What this task involves
Look through the material below for "近年来我国城市生活和生产用水总量同比变动情况". Copy every line that contains it.

● ● ●

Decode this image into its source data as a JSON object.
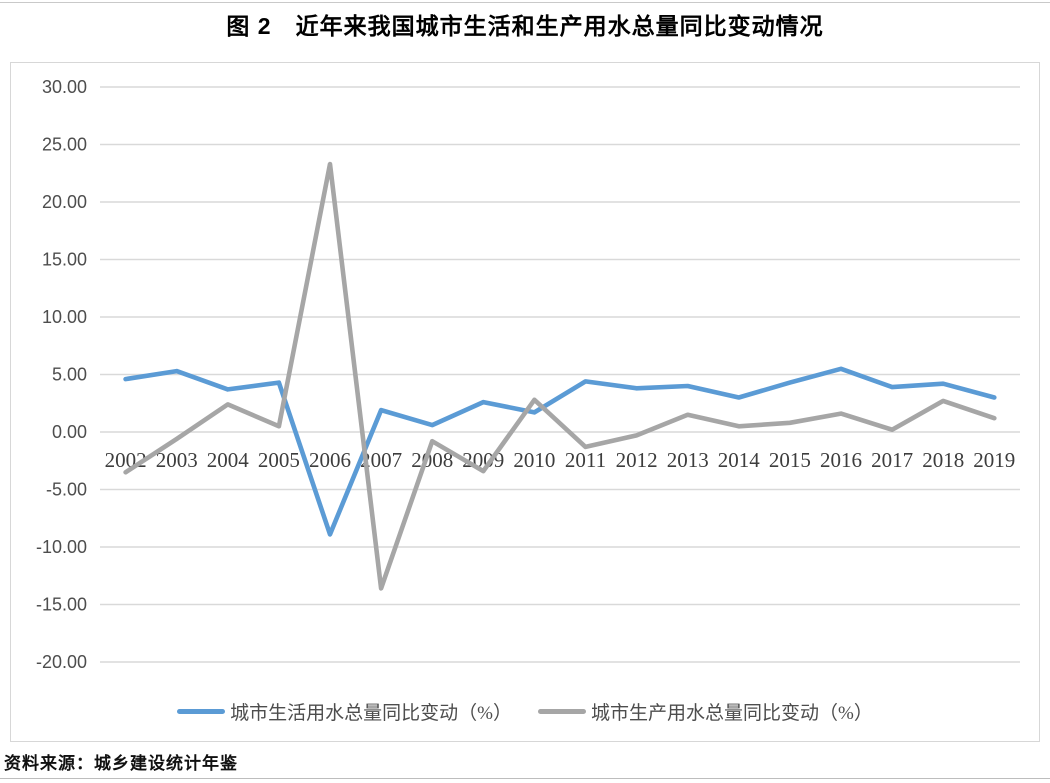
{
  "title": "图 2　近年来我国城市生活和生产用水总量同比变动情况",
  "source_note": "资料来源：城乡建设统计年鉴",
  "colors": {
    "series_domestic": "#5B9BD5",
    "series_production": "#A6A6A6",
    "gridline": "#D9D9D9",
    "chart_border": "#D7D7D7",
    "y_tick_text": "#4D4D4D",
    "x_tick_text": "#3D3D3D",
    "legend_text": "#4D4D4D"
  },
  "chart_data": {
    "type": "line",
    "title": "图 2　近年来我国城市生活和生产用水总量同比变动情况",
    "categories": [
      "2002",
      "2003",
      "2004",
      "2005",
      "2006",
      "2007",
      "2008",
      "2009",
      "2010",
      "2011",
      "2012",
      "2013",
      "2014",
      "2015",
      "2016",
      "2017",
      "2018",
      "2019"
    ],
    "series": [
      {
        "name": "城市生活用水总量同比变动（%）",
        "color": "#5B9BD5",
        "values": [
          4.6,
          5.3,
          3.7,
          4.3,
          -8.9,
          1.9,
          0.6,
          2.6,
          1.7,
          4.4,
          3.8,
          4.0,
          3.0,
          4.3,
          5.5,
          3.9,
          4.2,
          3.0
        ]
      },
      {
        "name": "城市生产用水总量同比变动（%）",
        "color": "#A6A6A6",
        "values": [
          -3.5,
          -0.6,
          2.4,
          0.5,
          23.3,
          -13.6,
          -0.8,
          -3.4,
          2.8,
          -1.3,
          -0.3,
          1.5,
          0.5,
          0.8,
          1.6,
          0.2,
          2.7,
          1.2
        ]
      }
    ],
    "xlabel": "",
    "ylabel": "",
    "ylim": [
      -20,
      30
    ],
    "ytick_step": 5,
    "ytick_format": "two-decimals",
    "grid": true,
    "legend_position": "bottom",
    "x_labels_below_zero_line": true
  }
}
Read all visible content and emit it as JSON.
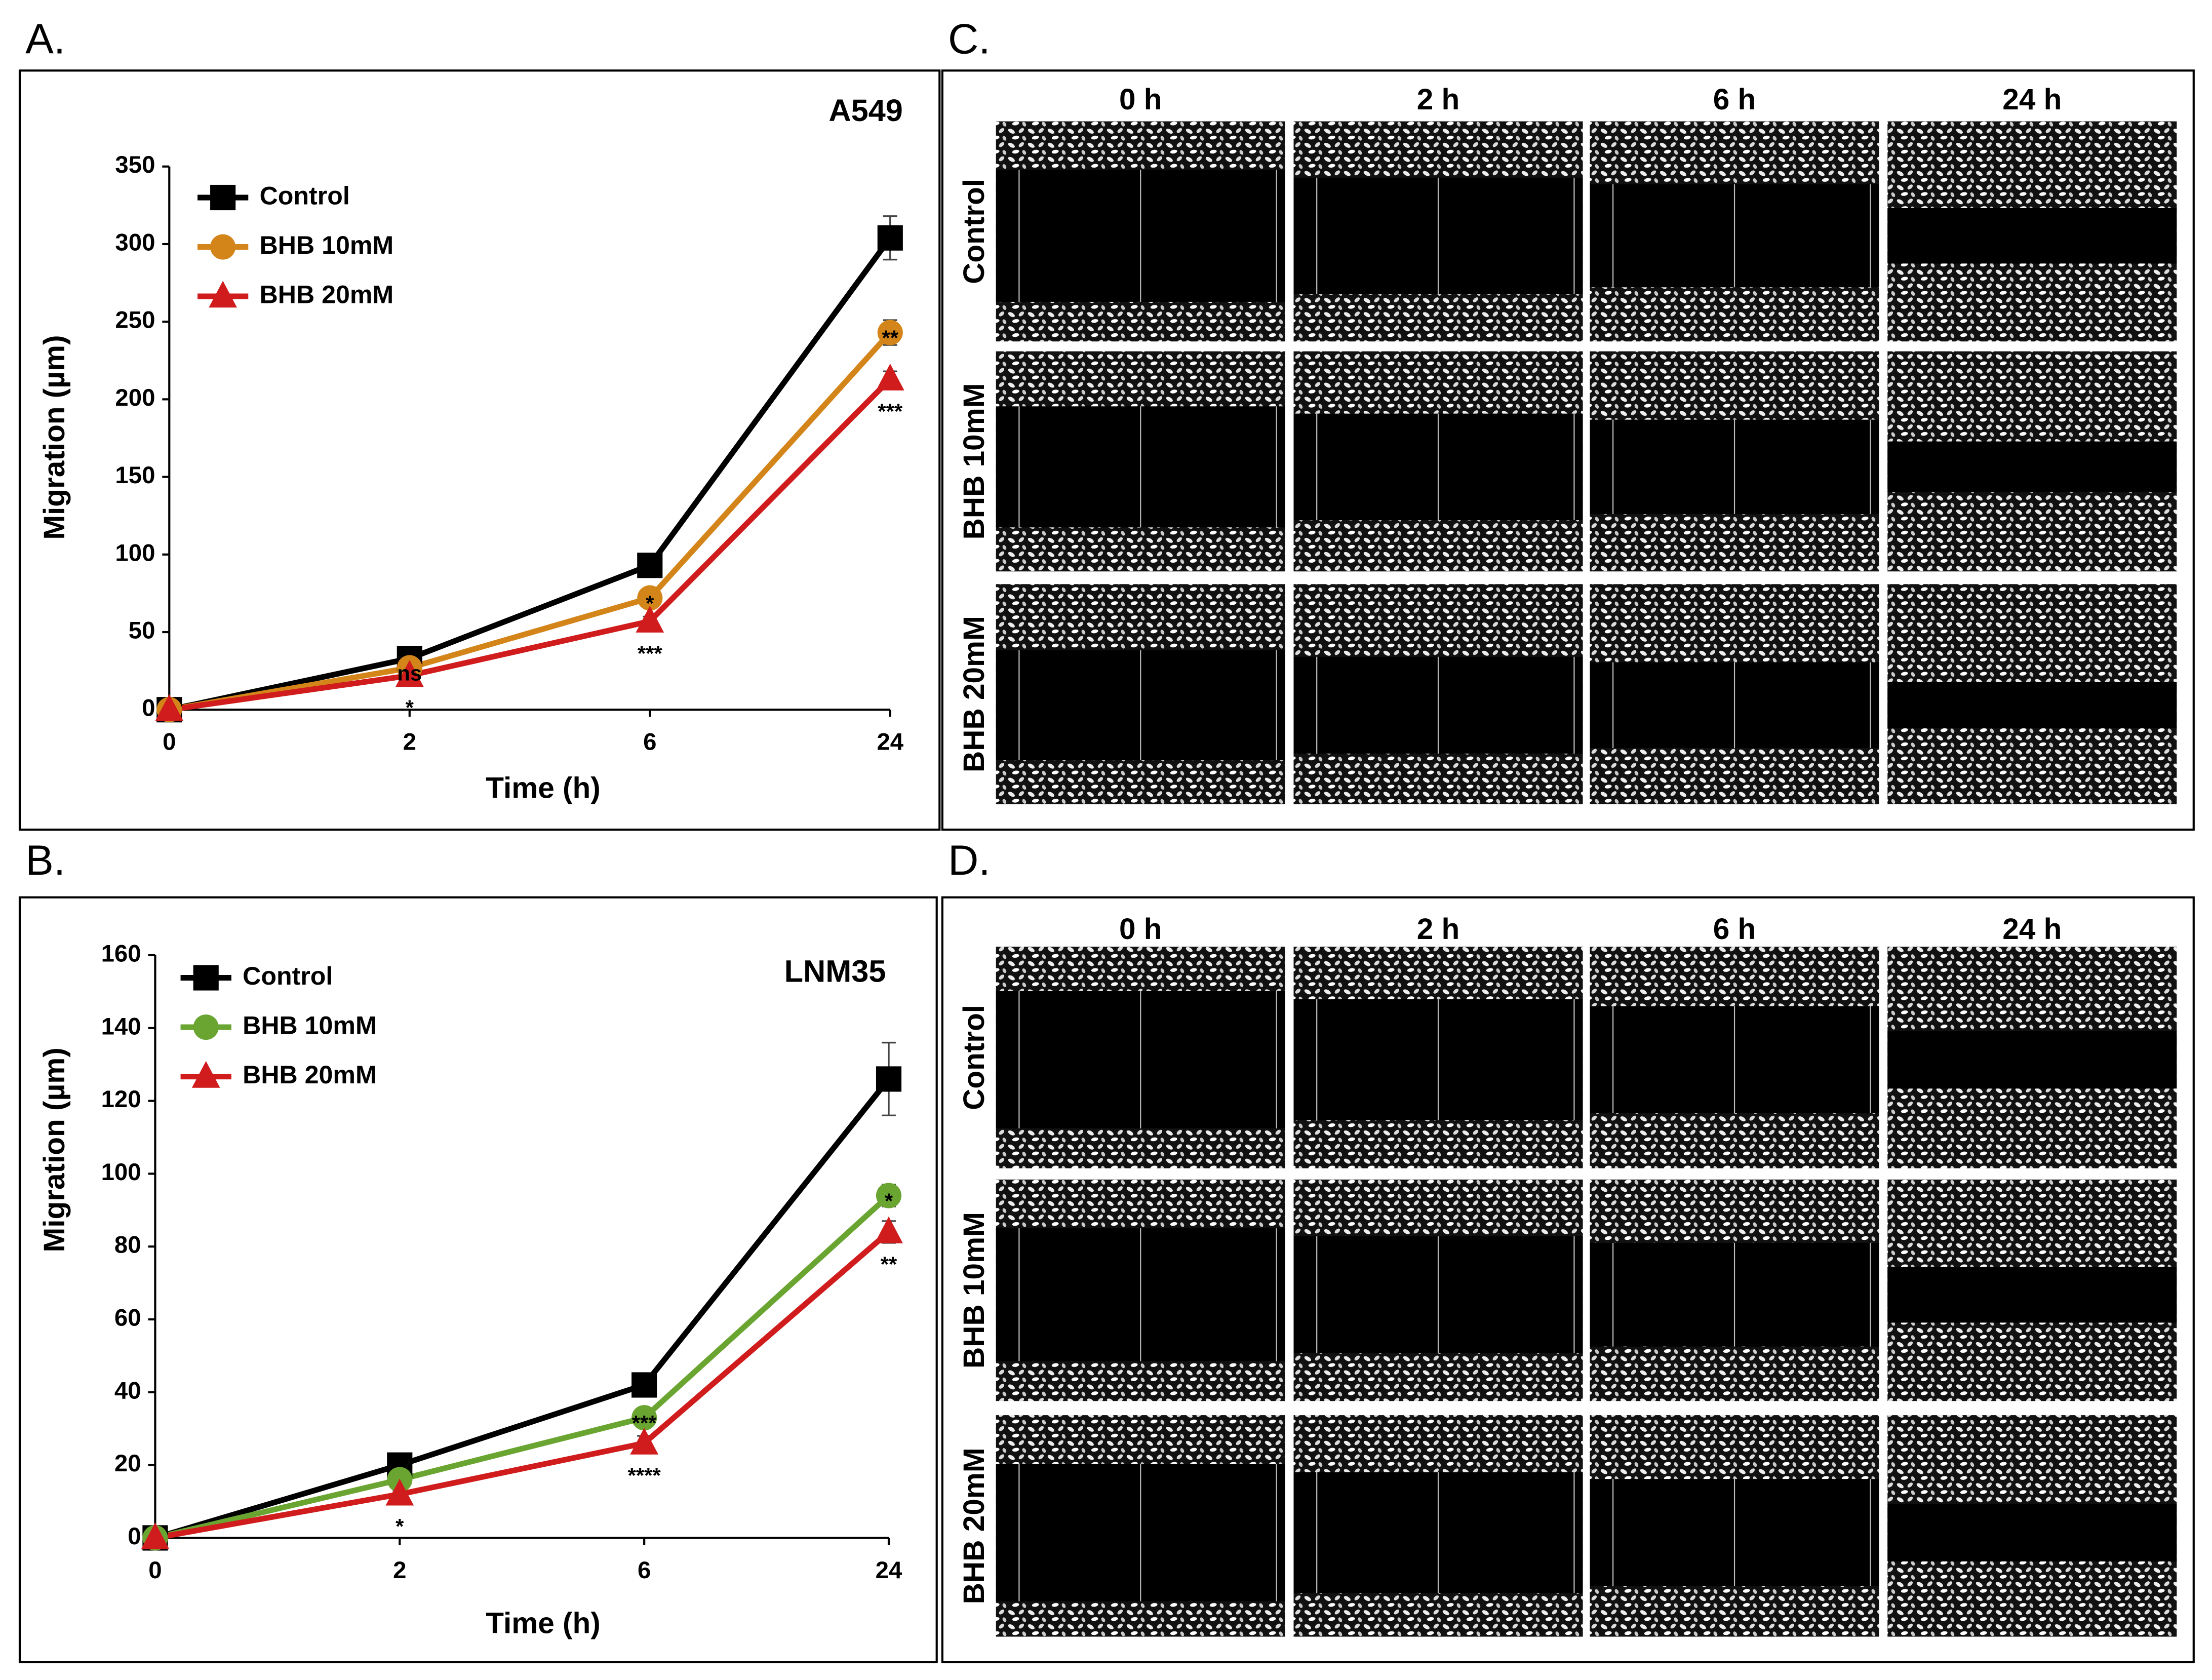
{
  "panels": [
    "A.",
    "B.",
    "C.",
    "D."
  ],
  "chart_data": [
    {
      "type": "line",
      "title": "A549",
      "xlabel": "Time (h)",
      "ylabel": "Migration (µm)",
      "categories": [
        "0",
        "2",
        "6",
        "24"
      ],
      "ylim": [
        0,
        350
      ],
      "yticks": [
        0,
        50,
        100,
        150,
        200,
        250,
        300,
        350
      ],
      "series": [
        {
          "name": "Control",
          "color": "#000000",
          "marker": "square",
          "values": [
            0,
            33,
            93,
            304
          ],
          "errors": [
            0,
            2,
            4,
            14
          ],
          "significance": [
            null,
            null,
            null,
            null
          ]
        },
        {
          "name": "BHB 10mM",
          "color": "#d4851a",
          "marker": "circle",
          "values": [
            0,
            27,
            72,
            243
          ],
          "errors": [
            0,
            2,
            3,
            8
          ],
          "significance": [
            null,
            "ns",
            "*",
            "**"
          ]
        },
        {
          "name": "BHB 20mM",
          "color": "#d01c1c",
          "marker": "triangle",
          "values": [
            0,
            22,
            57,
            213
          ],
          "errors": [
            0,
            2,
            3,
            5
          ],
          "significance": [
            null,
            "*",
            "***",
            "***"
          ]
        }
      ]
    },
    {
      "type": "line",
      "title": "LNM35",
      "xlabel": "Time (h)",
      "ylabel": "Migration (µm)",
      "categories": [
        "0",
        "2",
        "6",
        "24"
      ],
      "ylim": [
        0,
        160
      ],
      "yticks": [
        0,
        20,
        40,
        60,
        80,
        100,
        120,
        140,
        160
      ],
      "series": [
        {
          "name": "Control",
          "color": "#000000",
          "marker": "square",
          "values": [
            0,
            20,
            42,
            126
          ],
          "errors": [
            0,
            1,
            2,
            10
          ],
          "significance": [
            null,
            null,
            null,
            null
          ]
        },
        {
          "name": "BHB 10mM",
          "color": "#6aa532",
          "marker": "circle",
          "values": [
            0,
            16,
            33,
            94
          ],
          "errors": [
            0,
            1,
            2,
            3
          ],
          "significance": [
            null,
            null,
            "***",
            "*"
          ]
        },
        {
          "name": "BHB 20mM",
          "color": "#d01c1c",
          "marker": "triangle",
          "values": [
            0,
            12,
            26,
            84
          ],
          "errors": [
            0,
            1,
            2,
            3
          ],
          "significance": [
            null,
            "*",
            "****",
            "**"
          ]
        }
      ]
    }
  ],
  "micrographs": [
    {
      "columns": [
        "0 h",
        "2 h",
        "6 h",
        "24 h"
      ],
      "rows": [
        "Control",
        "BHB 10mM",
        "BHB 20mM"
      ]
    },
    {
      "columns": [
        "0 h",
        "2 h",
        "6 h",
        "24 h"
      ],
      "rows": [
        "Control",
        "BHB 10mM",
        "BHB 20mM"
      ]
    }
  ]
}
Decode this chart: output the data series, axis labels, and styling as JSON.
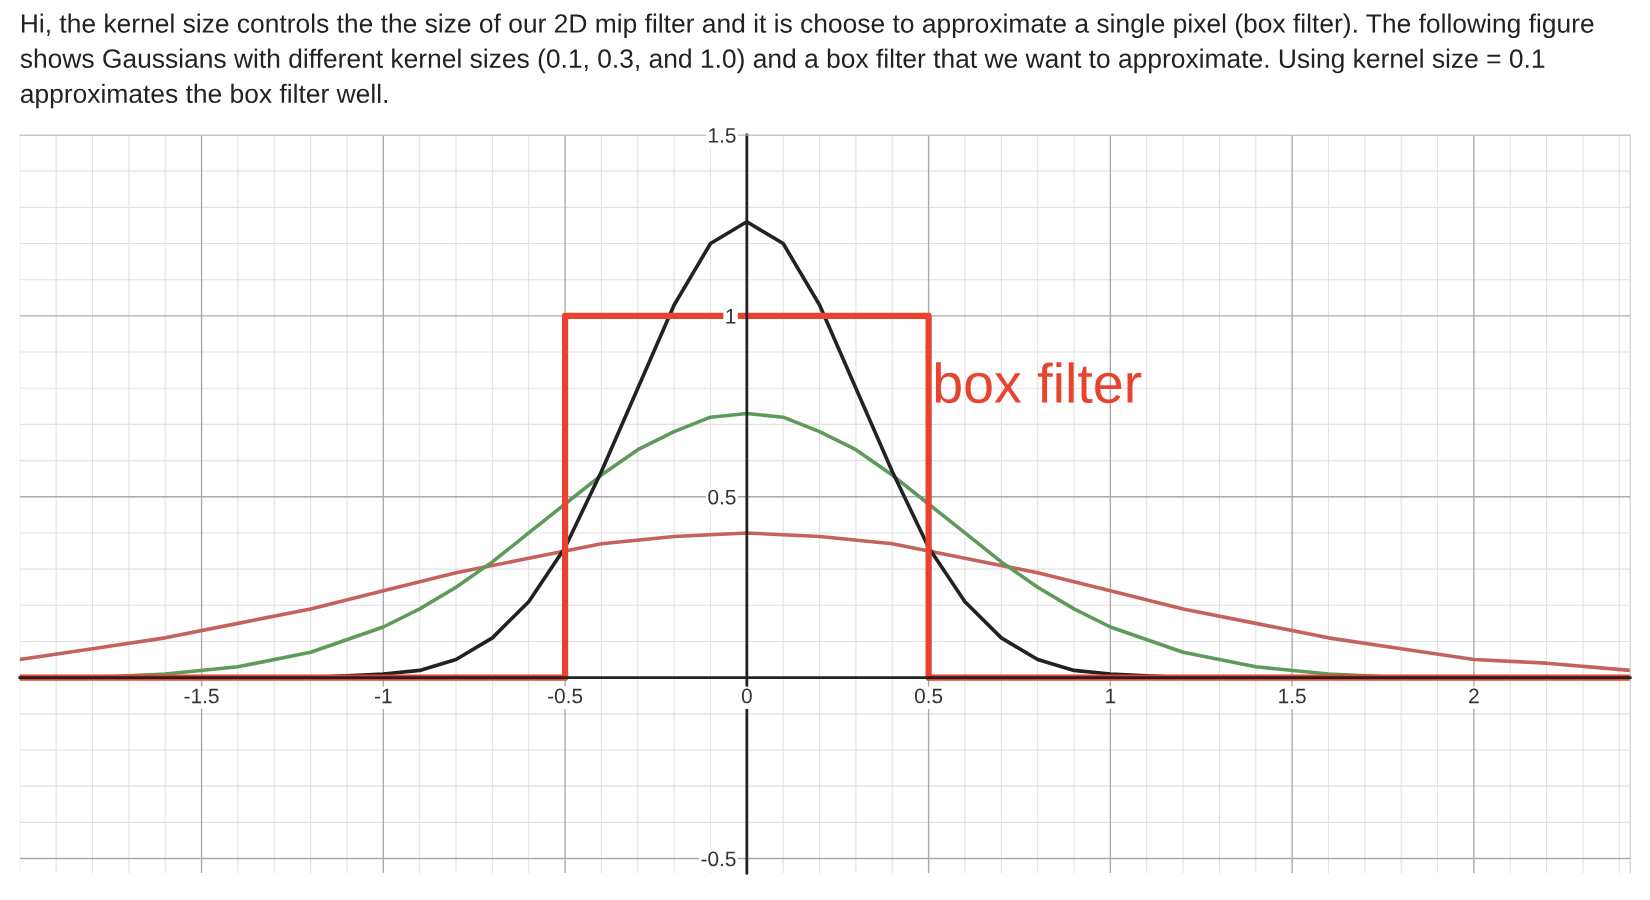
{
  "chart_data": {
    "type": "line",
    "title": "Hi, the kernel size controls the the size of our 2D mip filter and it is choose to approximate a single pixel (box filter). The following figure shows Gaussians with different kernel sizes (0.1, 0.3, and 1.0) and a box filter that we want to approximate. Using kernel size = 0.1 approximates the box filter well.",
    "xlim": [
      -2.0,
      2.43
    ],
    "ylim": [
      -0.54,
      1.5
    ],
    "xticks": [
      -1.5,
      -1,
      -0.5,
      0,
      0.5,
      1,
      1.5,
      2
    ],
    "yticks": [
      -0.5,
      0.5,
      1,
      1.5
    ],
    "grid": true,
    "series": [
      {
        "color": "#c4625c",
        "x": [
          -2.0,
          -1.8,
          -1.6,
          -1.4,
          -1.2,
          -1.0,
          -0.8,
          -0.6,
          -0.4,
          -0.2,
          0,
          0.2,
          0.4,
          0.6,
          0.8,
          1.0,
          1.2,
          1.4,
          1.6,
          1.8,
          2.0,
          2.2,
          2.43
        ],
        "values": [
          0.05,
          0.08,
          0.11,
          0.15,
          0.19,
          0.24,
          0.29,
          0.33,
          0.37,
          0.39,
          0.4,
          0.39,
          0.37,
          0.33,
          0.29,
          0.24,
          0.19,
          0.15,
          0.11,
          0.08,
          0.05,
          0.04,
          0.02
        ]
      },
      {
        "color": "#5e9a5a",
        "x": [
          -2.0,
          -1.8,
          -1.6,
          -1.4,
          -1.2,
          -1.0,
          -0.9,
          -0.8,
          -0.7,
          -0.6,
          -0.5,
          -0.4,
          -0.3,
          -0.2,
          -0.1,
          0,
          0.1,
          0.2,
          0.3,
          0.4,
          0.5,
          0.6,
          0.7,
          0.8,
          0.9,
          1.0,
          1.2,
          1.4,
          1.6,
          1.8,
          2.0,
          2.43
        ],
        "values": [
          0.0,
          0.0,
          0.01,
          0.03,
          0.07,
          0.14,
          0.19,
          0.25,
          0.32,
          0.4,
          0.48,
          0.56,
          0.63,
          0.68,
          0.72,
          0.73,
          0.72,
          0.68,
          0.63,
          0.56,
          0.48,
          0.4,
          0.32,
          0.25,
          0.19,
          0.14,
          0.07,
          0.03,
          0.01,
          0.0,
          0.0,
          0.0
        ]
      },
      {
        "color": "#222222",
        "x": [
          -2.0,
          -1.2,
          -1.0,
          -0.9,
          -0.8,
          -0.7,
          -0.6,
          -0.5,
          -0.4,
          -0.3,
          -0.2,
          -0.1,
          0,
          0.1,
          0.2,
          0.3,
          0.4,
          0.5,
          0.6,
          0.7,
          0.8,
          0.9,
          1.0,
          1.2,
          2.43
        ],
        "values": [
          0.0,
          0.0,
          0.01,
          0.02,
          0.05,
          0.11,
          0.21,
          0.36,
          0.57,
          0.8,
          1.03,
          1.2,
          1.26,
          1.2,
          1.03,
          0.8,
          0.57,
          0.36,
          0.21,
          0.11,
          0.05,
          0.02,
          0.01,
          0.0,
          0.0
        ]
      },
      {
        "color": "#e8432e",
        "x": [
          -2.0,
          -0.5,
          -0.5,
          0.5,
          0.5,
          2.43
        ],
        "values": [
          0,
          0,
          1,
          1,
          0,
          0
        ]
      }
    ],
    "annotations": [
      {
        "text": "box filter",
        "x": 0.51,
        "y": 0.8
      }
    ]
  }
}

● ● ●

Solution below
  "title": "图 2　近年来我国城市生活和生产用水总量同比变动情况",
    "title": "图 2　近年来我国城市生活和生产用水总量同比变动情况",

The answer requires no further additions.